[DIRECTION A]:
Please write out a part of the Energy Future passage word for word, beginning at the words "The hedge fund said" and stopping after "claims was violated.".
[DIRECTION B]:
Answer these questions from the Energy Future passage:
(i) In what year did the hedge fund go on a buying spree for the utility's bonds?
(ii) Which power generator does the subsidiary include?
(iii) What net loss did the company log last year?

[TEXT SECTION]:
-------
Aurelius, by the way, has a penchant for buying the debt of tottering companies and suing the pants off of them to increase the value of its investment. The fund claims Energy Future has drained its struggling power-generation subsidiary of billions of dollars, enriching its directors, weakening the subsidiary and screwing its creditors. The low-interest loans the parent company has received violate a covenant requiring arm's-length dealings between it and its subsidiaries, Aurelius claims.

The hedge fund said as much back in 2011 when it went on a buying spree, snapping up the utility's bonds. Energy Future denied the allegations but nonetheless succeeded in getting a majority of its credit holders to waive the provision of the loan Aurelius claims was violated.

Now Aurelius is taking the fight to court, citing a recent U.S. Securities and Exchange Commission filing that it says proves the Energy Future had no business getting loans with terms so favorable. "... Recent valuation analyses of [the power-generation subsidiary's] business indicate that the principal amount of its outstanding debt currently exceeds its enterprise value."

In other words, Aurelius says the subsidiary was upside-down when it made "fraudulent transfers" worth billions to Energy Future.

The subsidiary, which includes power generator Luminant, is upside-down, of course, because the value of its fleet of coal-fired power plants has depreciated considerably. A glut of natural gas has driven down the price of electricity. That cut into the profit margin Energy Future needed to handle the debt it assumed after being taken private in 2007 during the biggest leveraged buyout in history.

Since then, its quarterly reports have been splashed with red ink. Last year alone, the company logged a $3.36 billion net loss. Analysts believe the company is headed to bankruptcy court, and soon. Now it has to contend with Aurelius, known as a dogged litigator. The hedge fund says the missing interest on those allegedly sweet intra-company loans is worth $725 million.
-------
[SUPPLIED ENTRIES]:

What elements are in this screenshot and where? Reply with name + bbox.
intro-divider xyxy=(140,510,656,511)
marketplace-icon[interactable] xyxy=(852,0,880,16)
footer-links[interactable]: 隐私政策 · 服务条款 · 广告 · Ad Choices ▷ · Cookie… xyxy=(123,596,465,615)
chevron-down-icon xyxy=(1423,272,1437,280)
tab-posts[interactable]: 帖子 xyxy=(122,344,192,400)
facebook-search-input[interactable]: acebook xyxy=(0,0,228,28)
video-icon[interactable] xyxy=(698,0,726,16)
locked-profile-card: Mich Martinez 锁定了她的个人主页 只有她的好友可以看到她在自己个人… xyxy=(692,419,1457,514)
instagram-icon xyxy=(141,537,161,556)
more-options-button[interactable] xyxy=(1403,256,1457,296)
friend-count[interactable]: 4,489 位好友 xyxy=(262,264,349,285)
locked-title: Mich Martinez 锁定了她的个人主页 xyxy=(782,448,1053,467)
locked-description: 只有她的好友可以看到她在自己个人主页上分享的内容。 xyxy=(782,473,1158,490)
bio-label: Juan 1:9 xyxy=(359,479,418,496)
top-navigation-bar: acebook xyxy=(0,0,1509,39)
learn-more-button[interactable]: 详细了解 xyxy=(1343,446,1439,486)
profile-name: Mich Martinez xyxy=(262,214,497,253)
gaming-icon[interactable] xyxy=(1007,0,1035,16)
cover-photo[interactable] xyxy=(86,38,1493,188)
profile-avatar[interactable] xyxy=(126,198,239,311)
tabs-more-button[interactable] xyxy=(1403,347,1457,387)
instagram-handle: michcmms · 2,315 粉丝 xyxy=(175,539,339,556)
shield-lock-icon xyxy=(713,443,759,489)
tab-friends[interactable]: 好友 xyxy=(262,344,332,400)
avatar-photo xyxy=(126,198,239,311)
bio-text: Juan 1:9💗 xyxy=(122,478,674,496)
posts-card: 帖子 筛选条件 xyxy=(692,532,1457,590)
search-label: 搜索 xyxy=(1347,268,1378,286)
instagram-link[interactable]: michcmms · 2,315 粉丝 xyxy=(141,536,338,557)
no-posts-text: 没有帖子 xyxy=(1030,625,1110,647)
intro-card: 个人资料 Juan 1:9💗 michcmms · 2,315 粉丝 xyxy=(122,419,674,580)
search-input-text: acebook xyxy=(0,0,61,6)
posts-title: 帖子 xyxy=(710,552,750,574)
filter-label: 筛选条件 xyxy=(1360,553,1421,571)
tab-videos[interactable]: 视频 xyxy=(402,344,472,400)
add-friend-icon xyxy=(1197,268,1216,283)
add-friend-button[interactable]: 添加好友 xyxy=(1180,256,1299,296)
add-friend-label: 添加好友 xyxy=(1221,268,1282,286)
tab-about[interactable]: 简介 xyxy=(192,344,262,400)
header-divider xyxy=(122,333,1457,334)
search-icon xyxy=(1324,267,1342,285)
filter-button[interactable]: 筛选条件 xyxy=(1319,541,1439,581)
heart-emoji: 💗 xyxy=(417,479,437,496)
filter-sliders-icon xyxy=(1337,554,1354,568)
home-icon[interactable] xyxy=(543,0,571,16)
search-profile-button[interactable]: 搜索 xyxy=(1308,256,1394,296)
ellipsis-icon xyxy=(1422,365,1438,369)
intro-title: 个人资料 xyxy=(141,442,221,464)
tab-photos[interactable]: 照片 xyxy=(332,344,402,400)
-------
[OUTPUT A]:
The hedge fund said as much back in 2011 when it went on a buying spree, snapping up the utility's bonds. Energy Future denied the allegations but nonetheless succeeded in getting a majority of its credit holders to waive the provision of the loan Aurelius claims was violated.

[OUTPUT B]:
(i) 2011
(ii) Luminant
(iii) $3.36 billion